▶ **Your task**
Lines that hold the word "this" should be located and copied.

========

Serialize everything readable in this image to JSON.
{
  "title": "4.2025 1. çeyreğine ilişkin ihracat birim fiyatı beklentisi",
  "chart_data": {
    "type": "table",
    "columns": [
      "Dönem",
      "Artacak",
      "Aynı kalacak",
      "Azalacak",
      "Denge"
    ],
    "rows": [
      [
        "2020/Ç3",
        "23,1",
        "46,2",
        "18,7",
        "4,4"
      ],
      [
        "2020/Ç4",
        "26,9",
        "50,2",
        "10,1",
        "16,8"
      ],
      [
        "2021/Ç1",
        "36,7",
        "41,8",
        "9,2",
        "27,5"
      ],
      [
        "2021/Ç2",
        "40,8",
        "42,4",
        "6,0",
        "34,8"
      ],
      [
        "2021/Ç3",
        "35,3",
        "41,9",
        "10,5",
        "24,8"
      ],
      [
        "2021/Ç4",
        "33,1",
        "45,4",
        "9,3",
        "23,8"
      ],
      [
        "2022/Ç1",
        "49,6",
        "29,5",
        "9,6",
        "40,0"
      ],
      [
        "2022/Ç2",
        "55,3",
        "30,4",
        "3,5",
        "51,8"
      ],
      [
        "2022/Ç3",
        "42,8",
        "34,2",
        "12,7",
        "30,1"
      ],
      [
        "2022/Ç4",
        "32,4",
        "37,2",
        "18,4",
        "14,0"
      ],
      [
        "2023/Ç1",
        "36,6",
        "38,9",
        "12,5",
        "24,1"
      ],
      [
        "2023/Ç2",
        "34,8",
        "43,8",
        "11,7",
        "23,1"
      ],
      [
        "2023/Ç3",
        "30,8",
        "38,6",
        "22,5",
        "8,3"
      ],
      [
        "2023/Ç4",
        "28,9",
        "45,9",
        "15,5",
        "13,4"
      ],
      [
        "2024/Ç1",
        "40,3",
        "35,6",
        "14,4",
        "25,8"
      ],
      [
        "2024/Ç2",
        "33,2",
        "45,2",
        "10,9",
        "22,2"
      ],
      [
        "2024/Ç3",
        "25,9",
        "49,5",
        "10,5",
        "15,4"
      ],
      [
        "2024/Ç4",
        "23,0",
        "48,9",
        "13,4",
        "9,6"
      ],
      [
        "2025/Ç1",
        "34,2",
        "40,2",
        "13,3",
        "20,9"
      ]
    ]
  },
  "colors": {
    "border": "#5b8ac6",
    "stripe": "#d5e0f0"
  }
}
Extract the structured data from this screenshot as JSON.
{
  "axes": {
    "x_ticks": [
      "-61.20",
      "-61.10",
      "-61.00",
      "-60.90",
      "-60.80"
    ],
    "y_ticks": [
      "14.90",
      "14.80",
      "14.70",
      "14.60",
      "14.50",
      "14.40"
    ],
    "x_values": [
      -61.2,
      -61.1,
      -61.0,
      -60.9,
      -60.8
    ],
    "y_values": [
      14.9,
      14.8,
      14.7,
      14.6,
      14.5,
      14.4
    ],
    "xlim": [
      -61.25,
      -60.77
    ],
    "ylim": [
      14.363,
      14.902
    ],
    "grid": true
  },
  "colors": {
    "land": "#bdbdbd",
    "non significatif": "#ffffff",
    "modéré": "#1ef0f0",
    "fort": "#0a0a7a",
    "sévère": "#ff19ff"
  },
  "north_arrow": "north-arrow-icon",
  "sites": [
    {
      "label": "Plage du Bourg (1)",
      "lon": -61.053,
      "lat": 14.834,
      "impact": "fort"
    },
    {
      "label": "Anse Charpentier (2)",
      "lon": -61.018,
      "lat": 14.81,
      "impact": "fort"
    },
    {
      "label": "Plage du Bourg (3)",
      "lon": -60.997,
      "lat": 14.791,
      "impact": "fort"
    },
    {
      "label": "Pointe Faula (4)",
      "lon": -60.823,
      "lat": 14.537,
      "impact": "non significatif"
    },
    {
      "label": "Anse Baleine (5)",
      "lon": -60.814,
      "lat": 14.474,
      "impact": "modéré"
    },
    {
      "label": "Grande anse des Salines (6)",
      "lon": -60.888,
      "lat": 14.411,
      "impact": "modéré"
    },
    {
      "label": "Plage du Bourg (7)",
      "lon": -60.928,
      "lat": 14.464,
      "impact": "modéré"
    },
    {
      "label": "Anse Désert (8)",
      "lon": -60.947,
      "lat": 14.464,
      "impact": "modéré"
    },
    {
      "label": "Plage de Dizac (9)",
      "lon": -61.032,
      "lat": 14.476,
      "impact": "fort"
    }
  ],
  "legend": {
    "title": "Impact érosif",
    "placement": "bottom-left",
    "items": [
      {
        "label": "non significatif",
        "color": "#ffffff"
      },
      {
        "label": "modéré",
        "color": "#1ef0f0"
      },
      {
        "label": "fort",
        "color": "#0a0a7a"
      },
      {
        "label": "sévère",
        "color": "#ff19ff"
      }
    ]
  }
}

========

▶ **Correct output**
Serialize everything readable in this image to JSON.
Extract the structured data from this screenshot as JSON.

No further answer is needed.